• _AVAILABLE DATA_
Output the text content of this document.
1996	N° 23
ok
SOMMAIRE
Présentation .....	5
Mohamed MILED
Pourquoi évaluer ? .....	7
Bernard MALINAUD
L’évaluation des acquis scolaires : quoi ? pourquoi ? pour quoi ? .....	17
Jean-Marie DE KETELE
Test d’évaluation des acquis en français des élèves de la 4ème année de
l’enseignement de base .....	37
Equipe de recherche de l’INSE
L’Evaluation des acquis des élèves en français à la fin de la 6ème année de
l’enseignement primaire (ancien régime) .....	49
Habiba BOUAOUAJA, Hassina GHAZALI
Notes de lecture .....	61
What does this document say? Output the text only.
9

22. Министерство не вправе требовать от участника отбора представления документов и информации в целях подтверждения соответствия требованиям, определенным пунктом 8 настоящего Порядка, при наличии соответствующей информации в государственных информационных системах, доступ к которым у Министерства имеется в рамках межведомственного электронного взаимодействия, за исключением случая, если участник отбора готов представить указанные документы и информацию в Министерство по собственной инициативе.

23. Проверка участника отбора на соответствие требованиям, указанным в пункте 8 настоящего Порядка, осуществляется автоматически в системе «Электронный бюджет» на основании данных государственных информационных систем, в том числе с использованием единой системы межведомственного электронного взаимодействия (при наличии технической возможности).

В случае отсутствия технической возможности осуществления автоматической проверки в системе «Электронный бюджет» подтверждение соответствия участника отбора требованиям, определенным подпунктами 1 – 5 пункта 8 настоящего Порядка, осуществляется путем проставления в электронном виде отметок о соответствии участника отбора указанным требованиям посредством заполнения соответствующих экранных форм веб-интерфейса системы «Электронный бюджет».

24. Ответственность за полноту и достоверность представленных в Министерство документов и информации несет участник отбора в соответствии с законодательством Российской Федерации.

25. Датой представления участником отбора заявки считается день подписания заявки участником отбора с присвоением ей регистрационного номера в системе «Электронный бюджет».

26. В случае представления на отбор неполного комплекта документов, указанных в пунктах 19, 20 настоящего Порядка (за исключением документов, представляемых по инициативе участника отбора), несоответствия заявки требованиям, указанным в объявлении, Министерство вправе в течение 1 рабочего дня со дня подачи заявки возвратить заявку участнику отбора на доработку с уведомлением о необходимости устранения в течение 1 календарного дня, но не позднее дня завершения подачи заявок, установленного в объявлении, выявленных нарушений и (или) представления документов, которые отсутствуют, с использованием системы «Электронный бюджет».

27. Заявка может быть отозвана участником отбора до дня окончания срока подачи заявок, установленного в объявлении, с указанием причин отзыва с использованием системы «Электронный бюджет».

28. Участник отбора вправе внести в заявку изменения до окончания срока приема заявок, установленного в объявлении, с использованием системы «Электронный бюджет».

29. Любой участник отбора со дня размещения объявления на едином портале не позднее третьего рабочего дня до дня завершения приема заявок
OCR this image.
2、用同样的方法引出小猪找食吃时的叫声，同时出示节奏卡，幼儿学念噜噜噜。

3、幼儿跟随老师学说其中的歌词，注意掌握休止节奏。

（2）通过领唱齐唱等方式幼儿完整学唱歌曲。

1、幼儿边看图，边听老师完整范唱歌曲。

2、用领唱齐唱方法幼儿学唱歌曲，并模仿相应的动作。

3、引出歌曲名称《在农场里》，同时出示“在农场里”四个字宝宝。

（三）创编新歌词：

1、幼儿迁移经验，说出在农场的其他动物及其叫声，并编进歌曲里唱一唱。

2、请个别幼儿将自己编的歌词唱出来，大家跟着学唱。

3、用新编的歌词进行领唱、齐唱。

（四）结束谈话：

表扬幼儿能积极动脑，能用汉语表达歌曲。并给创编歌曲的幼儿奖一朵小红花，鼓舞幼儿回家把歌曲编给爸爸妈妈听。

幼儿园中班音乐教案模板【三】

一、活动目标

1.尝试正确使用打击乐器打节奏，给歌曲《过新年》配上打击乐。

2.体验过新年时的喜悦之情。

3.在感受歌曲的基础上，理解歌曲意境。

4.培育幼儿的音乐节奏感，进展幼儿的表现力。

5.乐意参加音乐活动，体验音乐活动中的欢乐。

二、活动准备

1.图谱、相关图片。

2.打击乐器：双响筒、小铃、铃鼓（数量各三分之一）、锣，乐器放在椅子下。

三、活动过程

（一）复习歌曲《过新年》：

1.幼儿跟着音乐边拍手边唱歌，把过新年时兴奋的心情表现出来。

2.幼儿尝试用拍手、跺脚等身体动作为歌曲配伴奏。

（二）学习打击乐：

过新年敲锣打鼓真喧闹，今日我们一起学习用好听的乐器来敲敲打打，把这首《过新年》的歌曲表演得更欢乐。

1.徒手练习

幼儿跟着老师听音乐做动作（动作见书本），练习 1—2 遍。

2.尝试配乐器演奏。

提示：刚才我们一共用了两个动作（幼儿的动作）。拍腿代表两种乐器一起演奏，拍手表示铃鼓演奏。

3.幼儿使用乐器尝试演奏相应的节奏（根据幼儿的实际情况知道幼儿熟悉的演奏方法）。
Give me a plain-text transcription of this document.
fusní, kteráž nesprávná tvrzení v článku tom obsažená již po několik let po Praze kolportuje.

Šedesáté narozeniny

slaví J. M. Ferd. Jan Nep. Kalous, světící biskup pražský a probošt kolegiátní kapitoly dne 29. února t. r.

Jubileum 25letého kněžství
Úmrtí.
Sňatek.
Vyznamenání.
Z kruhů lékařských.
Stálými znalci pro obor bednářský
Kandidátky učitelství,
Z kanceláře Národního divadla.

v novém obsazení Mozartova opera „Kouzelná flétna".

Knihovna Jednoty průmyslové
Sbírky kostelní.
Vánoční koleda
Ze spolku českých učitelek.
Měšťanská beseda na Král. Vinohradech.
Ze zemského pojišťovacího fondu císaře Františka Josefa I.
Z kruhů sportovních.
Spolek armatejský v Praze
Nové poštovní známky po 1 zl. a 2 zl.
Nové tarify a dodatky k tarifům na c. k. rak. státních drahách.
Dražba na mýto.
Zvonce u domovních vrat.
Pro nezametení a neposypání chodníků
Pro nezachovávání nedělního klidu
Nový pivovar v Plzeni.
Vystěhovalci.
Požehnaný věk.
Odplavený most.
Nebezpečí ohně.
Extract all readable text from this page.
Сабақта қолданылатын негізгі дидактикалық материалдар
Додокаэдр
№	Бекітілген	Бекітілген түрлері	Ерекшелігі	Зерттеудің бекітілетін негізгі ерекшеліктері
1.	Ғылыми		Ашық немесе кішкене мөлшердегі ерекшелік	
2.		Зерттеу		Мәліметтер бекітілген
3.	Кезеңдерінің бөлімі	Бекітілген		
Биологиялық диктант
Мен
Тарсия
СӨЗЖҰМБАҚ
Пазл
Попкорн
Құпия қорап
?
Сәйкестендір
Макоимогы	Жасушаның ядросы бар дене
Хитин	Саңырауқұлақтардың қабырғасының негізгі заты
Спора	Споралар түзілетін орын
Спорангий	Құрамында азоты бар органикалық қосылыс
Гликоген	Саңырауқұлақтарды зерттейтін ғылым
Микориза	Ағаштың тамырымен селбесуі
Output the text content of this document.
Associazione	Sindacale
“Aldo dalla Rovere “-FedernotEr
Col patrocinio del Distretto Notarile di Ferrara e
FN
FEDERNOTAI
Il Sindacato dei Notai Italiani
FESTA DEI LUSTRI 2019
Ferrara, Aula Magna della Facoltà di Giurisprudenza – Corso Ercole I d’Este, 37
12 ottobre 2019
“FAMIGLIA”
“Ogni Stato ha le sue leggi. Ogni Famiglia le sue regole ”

• _DESCRIPTION OF THE TASK_
Exactly repeat the lines from the line that contains "Extract all readable text from this page." to the end of the entries, both included, and leave out all other lines.

• _RESPONSE FOR THIS EXERCISE_
Extract all readable text from this page.
Сабақта қолданылатын негізгі дидактикалық материалдар
Додокаэдр
№	Бекітілген	Бекітілген түрлері	Ерекшелігі	Зерттеудің бекітілетін негізгі ерекшеліктері
1.	Ғылыми		Ашық немесе кішкене мөлшердегі ерекшелік	
2.		Зерттеу		Мәліметтер бекітілген
3.	Кезеңдерінің бөлімі	Бекітілген		
Биологиялық диктант
Мен
Тарсия
СӨЗЖҰМБАҚ
Пазл
Попкорн
Құпия қорап
?
Сәйкестендір
Макоимогы	Жасушаның ядросы бар дене
Хитин	Саңырауқұлақтардың қабырғасының негізгі заты
Спора	Споралар түзілетін орын
Спорангий	Құрамында азоты бар органикалық қосылыс
Гликоген	Саңырауқұлақтарды зерттейтін ғылым
Микориза	Ағаштың тамырымен селбесуі
Output the text content of this document.
Associazione	Sindacale
“Aldo dalla Rovere “-FedernotEr
Col patrocinio del Distretto Notarile di Ferrara e
FN
FEDERNOTAI
Il Sindacato dei Notai Italiani
FESTA DEI LUSTRI 2019
Ferrara, Aula Magna della Facoltà di Giurisprudenza – Corso Ercole I d’Este, 37
12 ottobre 2019
“FAMIGLIA”
“Ogni Stato ha le sue leggi. Ogni Famiglia le sue regole ”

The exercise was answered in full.